What is needed
Find the lines with "BECF" in them and copy them out.

┌─ Supplied data

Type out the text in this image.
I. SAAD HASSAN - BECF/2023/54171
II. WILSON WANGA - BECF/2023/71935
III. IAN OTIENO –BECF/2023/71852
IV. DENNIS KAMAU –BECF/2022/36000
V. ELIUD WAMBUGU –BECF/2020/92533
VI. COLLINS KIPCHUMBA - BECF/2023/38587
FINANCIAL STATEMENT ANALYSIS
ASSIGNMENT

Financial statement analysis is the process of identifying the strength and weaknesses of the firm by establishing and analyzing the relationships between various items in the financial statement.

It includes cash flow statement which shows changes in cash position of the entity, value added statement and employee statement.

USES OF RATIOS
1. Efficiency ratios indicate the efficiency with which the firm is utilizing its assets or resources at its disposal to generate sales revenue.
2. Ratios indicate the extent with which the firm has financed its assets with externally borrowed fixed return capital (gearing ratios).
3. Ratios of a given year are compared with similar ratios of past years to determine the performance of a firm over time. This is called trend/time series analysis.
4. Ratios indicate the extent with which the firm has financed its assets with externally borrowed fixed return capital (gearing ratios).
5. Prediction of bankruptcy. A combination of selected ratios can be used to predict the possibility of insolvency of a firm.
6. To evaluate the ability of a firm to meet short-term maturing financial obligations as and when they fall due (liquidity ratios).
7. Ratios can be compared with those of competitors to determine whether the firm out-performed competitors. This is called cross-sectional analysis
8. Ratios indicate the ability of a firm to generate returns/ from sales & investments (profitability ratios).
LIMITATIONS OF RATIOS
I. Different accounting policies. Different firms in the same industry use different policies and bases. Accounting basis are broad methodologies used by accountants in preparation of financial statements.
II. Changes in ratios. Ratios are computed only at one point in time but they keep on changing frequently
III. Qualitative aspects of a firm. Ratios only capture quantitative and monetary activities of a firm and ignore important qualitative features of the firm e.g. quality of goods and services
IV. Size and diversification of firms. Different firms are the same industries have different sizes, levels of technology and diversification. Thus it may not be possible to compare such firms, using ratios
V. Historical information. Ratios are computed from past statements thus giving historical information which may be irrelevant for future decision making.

└─

Solved problem
I. SAAD HASSAN - BECF/2023/54171
II. WILSON WANGA - BECF/2023/71935
III. IAN OTIENO –BECF/2023/71852
IV. DENNIS KAMAU –BECF/2022/36000
V. ELIUD WAMBUGU –BECF/2020/92533
VI. COLLINS KIPCHUMBA - BECF/2023/38587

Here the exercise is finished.